* YOUR OBJECTIVE
For the entries below, count the lines that contain the word "Wenlong" and reply with that number only.

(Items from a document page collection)
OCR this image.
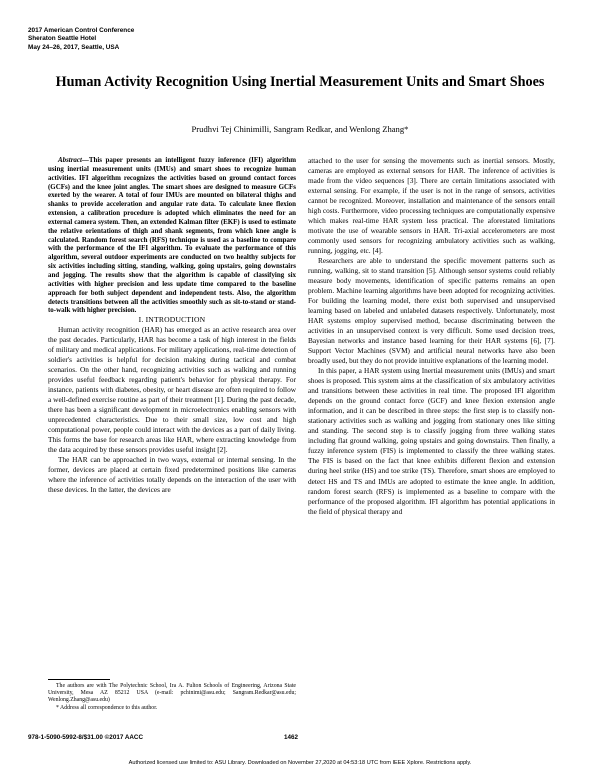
2017 American Control Conference
Sheraton Seattle Hotel
May 24–26, 2017, Seattle, USA
Human Activity Recognition Using Inertial Measurement Units and Smart Shoes
Prudhvi Tej Chinimilli, Sangram Redkar, and Wenlong Zhang*

Abstract—This paper presents an intelligent fuzzy inference (IFI) algorithm using inertial measurement units (IMUs) and smart shoes to recognize human activities. IFI algorithm recognizes the activities based on ground contact forces (GCFs) and the knee joint angles. The smart shoes are designed to measure GCFs exerted by the wearer. A total of four IMUs are mounted on bilateral thighs and shanks to provide acceleration and angular rate data. To calculate knee flexion extension, a calibration procedure is adopted which eliminates the need for an external camera system. Then, an extended Kalman filter (EKF) is used to estimate the relative orientations of thigh and shank segments, from which knee angle is calculated. Random forest search (RFS) technique is used as a baseline to compare with the performance of the IFI algorithm. To evaluate the performance of this algorithm, several outdoor experiments are conducted on two healthy subjects for six activities including sitting, standing, walking, going upstairs, going downstairs and jogging. The results show that the algorithm is capable of classifying six activities with higher precision and less update time compared to the baseline approach for both subject dependent and independent tests. Also, the algorithm detects transitions between all the activities smoothly such as sit-to-stand or stand-to-walk with higher precision.

I. INTRODUCTION

Human activity recognition (HAR) has emerged as an active research area over the past decades. Particularly, HAR has become a task of high interest in the fields of military and medical applications. For military applications, real-time detection of soldier's activities is helpful for decision making during tactical and combat scenarios. On the other hand, recognizing activities such as walking and running provides useful feedback regarding patient's behavior for physical therapy. For instance, patients with diabetes, obesity, or heart disease are often required to follow a well-defined exercise routine as part of their treatment [1]. During the past decade, there has been a significant development in microelectronics enabling sensors with unprecedented characteristics. Due to their small size, low cost and high computational power, people could interact with the devices as a part of daily living. This forms the base for research areas like HAR, where extracting knowledge from the data acquired by these sensors provides useful insight [2].

The HAR can be approached in two ways, external or internal sensing. In the former, devices are placed at certain fixed predetermined positions like cameras where the inference of activities totally depends on the interaction of the user with these devices. In the latter, the devices are

The authors are with The Polytechnic School, Ira A. Fulton Schools of Engineering, Arizona State University, Mesa AZ 85212 USA (e-mail: pchinimi@asu.edu; Sangram.Redkar@asu.edu; Wenlong.Zhang@asu.edu)

* Address all correspondence to this author.

attached to the user for sensing the movements such as inertial sensors. Mostly, cameras are employed as external sensors for HAR. The inference of activities is made from the video sequences [3]. There are certain limitations associated with external sensing. For example, if the user is not in the range of sensors, activities cannot be recognized. Moreover, installation and maintenance of the sensors entail high costs. Furthermore, video processing techniques are computationally expensive which makes real-time HAR system less practical. The aforestated limitations motivate the use of wearable sensors in HAR. Tri-axial accelerometers are most commonly used sensors for recognizing ambulatory activities such as walking, running, jogging, etc. [4].

Researchers are able to understand the specific movement patterns such as running, walking, sit to stand transition [5]. Although sensor systems could reliably measure body movements, identification of specific patterns remains an open problem. Machine learning algorithms have been adopted for recognizing activities. For building the learning model, there exist both supervised and unsupervised learning based on labeled and unlabeled datasets respectively. Unfortunately, most HAR systems employ supervised method, because discriminating between the activities in an unsupervised context is very difficult. Some used decision trees, Bayesian networks and instance based learning for their HAR systems [6], [7]. Support Vector Machines (SVM) and artificial neural networks have also been broadly used, but they do not provide intuitive explanations of the learning model.

In this paper, a HAR system using Inertial measurement units (IMUs) and smart shoes is proposed. This system aims at the classification of six ambulatory activities and transitions between these activities in real time. The proposed IFI algorithm depends on the ground contact force (GCF) and knee flexion extension angle information, and it can be described in three steps: the first step is to classify non-stationary activities such as walking and jogging from stationary ones like sitting and standing. The second step is to classify jogging from three walking states including flat ground walking, going upstairs and going downstairs. Then finally, a fuzzy inference system (FIS) is implemented to classify the three walking states. The FIS is based on the fact that knee exhibits different flexion and extension during heel strike (HS) and toe strike (TS). Therefore, smart shoes are employed to detect HS and TS and IMUs are adopted to estimate the knee angle. In addition, random forest search (RFS) is implemented as a baseline to compare with the performance of the proposed algorithm. IFI algorithm has potential applications in the field of physical therapy and

978-1-5090-5992-8/$31.00 ©2017 AACC	1462
Authorized licensed use limited to: ASU Library. Downloaded on November 27,2020 at 04:53:18 UTC from IEEE Xplore. Restrictions apply.
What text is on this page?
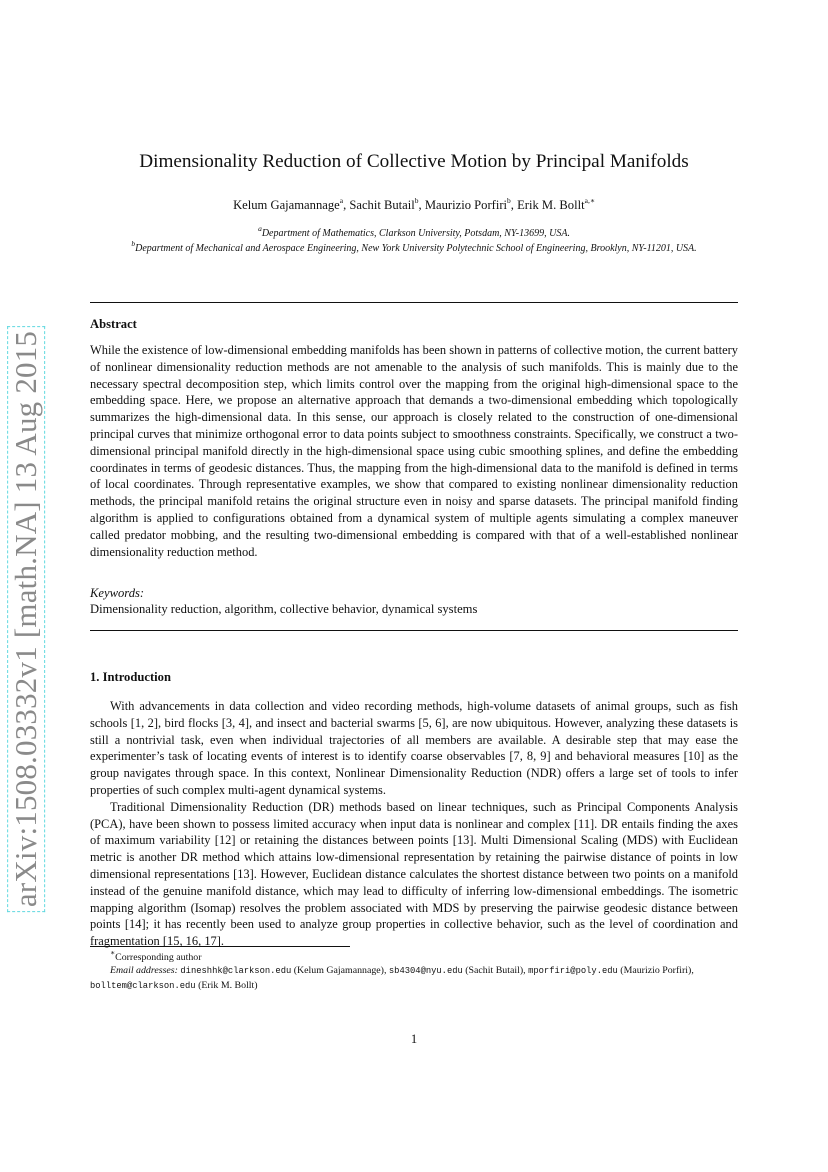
arXiv:1508.03332v1 [math.NA] 13 Aug 2015
Dimensionality Reduction of Collective Motion by Principal Manifolds
Kelum Gajamannage$^a$, Sachit Butail$^b$, Maurizio Porfiri$^b$, Erik M. Bollt$^{a,∗}$
$^a$Department of Mathematics, Clarkson University, Potsdam, NY-13699, USA.
$^b$Department of Mechanical and Aerospace Engineering, New York University Polytechnic School of Engineering, Brooklyn, NY-11201, USA.
Abstract

While the existence of low-dimensional embedding manifolds has been shown in patterns of collective motion, the current battery of nonlinear dimensionality reduction methods are not amenable to the analysis of such manifolds. This is mainly due to the necessary spectral decomposition step, which limits control over the mapping from the original high-dimensional space to the embedding space. Here, we propose an alternative approach that demands a two-dimensional embedding which topologically summarizes the high-dimensional data. In this sense, our approach is closely related to the construction of one-dimensional principal curves that minimize orthogonal error to data points subject to smoothness constraints. Specifically, we construct a two-dimensional principal manifold directly in the high-dimensional space using cubic smoothing splines, and define the embedding coordinates in terms of geodesic distances. Thus, the mapping from the high-dimensional data to the manifold is defined in terms of local coordinates. Through representative examples, we show that compared to existing nonlinear dimensionality reduction methods, the principal manifold retains the original structure even in noisy and sparse datasets. The principal manifold finding algorithm is applied to configurations obtained from a dynamical system of multiple agents simulating a complex maneuver called predator mobbing, and the resulting two-dimensional embedding is compared with that of a well-established nonlinear dimensionality reduction method.

Keywords:
Dimensionality reduction, algorithm, collective behavior, dynamical systems
1. Introduction

With advancements in data collection and video recording methods, high-volume datasets of animal groups, such as fish schools [1, 2], bird flocks [3, 4], and insect and bacterial swarms [5, 6], are now ubiquitous. However, analyzing these datasets is still a nontrivial task, even when individual trajectories of all members are available. A desirable step that may ease the experimenter’s task of locating events of interest is to identify coarse observables [7, 8, 9] and behavioral measures [10] as the group navigates through space. In this context, Nonlinear Dimensionality Reduction (NDR) offers a large set of tools to infer properties of such complex multi-agent dynamical systems.

Traditional Dimensionality Reduction (DR) methods based on linear techniques, such as Principal Components Analysis (PCA), have been shown to possess limited accuracy when input data is nonlinear and complex [11]. DR entails finding the axes of maximum variability [12] or retaining the distances between points [13]. Multi Dimensional Scaling (MDS) with Euclidean metric is another DR method which attains low-dimensional representation by retaining the pairwise distance of points in low dimensional representations [13]. However, Euclidean distance calculates the shortest distance between two points on a manifold instead of the genuine manifold distance, which may lead to difficulty of inferring low-dimensional embeddings. The isometric mapping algorithm (Isomap) resolves the problem associated with MDS by preserving the pairwise geodesic distance between points [14]; it has recently been used to analyze group properties in collective behavior, such as the level of coordination and fragmentation [15, 16, 17].

∗Corresponding author

Email addresses: dineshhk@clarkson.edu (Kelum Gajamannage), sb4304@nyu.edu (Sachit Butail), mporfiri@poly.edu (Maurizio Porfiri), bolltem@clarkson.edu (Erik M. Bollt)

1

* TASK OUTPUT
2